Write out all the entries word for word and omit any pictures.

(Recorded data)
○ ○ ○ ○ ○
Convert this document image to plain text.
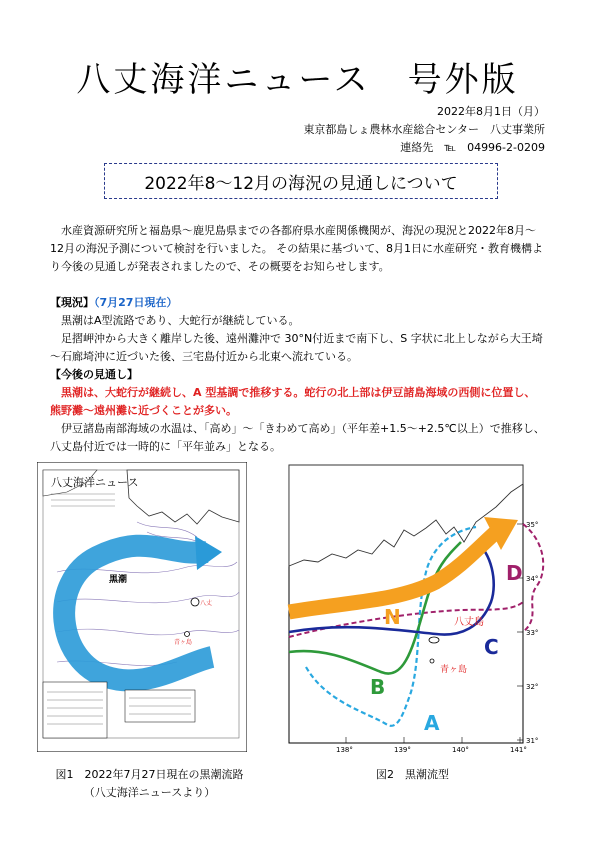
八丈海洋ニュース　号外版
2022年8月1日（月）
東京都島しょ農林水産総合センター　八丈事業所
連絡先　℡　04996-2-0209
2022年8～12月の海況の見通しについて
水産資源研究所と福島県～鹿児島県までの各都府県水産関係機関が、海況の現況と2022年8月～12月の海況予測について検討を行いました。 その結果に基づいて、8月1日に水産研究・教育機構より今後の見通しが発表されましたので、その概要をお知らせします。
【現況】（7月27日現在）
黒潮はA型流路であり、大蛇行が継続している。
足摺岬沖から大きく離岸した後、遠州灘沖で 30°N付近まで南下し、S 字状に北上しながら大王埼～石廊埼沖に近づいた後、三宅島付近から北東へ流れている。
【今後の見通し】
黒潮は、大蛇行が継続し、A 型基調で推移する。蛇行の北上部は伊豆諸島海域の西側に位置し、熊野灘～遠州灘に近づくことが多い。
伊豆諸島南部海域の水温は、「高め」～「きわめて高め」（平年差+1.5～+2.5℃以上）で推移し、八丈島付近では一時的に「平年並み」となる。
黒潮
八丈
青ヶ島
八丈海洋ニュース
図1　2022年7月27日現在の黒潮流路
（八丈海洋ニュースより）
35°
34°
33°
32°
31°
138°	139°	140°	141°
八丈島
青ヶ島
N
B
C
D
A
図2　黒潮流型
○ ○ ○ ○ ○
Correct result:
Convert this document image to plain text.
八丈海洋ニュース　号外版
2022年8月1日（月）
東京都島しょ農林水産総合センター　八丈事業所
連絡先　℡　04996-2-0209
2022年8～12月の海況の見通しについて
水産資源研究所と福島県～鹿児島県までの各都府県水産関係機関が、海況の現況と2022年8月～12月の海況予測について検討を行いました。 その結果に基づいて、8月1日に水産研究・教育機構より今後の見通しが発表されましたので、その概要をお知らせします。
【現況】（7月27日現在）
黒潮はA型流路であり、大蛇行が継続している。
足摺岬沖から大きく離岸した後、遠州灘沖で 30°N付近まで南下し、S 字状に北上しながら大王埼～石廊埼沖に近づいた後、三宅島付近から北東へ流れている。
【今後の見通し】
黒潮は、大蛇行が継続し、A 型基調で推移する。蛇行の北上部は伊豆諸島海域の西側に位置し、熊野灘～遠州灘に近づくことが多い。
伊豆諸島南部海域の水温は、「高め」～「きわめて高め」（平年差+1.5～+2.5℃以上）で推移し、八丈島付近では一時的に「平年並み」となる。
黒潮
八丈
青ヶ島
八丈海洋ニュース
図1　2022年7月27日現在の黒潮流路
（八丈海洋ニュースより）
35°
34°
33°
32°
31°
138°	139°	140°	141°
八丈島
青ヶ島
N
B
C
D
A
図2　黒潮流型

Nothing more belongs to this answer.